REQUIREMENTS: Find each line with the word "bachparzelle" and copy it.

--- start ---

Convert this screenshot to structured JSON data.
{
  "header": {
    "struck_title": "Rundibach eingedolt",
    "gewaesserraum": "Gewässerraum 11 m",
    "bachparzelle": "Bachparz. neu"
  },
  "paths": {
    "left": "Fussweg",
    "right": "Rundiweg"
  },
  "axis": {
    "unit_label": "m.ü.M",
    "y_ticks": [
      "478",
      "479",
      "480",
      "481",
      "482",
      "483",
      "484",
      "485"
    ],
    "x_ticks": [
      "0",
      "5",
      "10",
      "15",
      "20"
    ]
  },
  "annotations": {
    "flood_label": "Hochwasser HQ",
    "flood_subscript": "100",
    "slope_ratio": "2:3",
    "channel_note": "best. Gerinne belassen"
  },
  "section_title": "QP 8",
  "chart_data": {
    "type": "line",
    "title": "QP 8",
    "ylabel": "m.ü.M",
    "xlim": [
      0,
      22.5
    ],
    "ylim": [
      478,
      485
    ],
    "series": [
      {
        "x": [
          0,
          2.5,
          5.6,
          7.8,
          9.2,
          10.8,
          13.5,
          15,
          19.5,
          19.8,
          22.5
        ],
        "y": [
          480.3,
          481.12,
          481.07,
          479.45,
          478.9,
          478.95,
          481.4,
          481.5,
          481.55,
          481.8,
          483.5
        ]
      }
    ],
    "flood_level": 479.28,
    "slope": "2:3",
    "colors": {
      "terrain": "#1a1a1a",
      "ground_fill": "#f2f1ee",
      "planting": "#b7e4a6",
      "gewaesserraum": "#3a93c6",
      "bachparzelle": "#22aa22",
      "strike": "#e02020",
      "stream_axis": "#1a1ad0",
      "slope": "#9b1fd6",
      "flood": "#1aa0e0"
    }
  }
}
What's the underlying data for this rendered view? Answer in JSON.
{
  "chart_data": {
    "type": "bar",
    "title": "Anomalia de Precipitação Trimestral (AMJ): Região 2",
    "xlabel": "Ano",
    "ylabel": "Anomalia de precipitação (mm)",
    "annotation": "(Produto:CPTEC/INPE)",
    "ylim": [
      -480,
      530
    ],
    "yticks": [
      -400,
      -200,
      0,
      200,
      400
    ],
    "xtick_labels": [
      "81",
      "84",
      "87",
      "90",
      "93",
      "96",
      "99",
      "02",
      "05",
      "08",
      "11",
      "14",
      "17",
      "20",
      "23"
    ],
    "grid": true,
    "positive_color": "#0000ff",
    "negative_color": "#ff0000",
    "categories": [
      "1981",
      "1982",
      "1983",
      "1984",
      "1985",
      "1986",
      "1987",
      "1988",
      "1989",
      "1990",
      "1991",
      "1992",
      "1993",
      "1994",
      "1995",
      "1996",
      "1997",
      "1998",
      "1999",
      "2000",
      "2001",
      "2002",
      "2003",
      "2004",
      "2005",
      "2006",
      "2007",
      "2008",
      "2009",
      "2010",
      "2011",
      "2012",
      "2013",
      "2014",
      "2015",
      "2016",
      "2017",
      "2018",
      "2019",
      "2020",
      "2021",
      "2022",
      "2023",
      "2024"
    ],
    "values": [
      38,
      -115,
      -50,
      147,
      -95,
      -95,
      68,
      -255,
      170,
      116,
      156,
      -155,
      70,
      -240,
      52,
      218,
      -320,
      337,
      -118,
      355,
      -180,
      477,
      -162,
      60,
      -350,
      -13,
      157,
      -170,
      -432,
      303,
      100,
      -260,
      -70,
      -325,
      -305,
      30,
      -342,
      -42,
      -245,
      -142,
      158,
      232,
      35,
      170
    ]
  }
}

--- end ---

SOLUTION:
    "bachparzelle": "Bachparz. neu"
      "bachparzelle": "#22aa22",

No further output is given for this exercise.